§ **Challenge**
Which lines hold the word "under"? Copy each one.

•••••

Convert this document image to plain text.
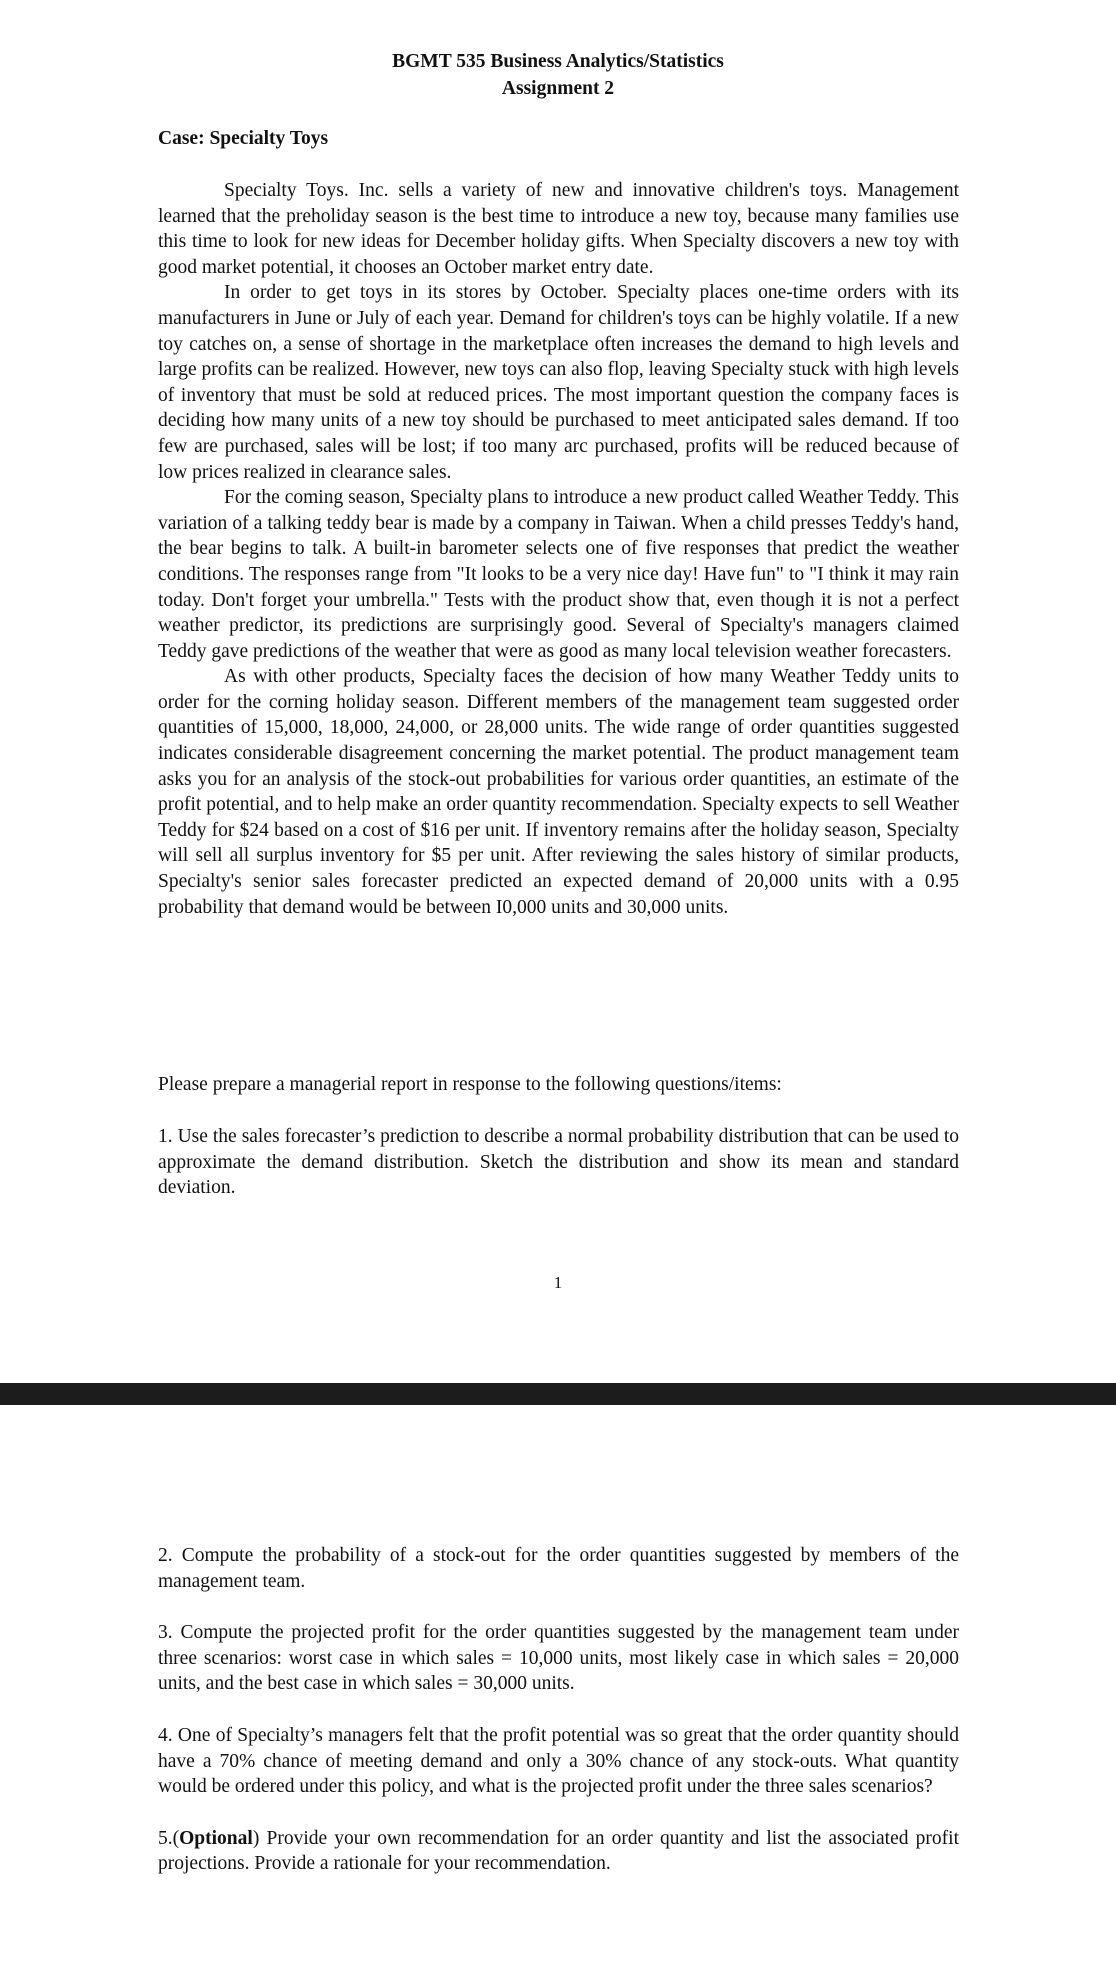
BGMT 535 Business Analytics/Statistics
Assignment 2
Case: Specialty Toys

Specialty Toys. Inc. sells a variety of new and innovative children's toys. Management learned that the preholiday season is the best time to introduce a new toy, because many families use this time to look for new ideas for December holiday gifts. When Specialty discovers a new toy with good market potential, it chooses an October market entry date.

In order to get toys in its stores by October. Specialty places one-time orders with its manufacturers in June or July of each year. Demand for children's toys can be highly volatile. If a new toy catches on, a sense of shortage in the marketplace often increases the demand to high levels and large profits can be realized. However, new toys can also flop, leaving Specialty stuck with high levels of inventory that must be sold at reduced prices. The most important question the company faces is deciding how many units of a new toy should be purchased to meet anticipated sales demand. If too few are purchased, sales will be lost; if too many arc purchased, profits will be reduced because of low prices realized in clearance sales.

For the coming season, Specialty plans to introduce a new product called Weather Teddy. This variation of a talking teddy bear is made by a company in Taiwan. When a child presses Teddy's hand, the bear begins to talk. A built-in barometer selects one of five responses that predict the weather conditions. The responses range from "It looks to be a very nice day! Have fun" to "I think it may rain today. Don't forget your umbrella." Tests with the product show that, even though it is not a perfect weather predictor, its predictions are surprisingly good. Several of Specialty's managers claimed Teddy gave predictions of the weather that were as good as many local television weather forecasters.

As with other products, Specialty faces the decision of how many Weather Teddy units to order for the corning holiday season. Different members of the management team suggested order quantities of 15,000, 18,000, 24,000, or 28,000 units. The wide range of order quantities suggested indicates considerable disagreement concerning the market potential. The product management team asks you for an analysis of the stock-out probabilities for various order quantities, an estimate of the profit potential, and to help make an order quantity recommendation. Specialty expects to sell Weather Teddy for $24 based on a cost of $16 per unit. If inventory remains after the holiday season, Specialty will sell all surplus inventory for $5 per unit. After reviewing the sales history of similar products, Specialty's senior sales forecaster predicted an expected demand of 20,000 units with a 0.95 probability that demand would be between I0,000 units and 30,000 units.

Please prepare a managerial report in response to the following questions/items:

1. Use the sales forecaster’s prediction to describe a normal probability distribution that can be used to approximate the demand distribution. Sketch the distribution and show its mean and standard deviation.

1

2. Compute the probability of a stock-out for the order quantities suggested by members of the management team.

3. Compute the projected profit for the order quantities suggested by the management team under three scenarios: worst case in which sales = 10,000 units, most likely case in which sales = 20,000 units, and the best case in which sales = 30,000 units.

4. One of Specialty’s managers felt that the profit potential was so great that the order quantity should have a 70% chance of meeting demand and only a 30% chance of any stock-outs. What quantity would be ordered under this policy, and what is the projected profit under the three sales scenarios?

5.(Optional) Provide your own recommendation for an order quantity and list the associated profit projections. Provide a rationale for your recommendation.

•••••

§ **The solution**
3. Compute the projected profit for the order quantities suggested by the management team under three scenarios: worst case in which sales = 10,000 units, most likely case in which sales = 20,000 units, and the best case in which sales = 30,000 units.
4. One of Specialty’s managers felt that the profit potential was so great that the order quantity should have a 70% chance of meeting demand and only a 30% chance of any stock-outs. What quantity would be ordered under this policy, and what is the projected profit under the three sales scenarios?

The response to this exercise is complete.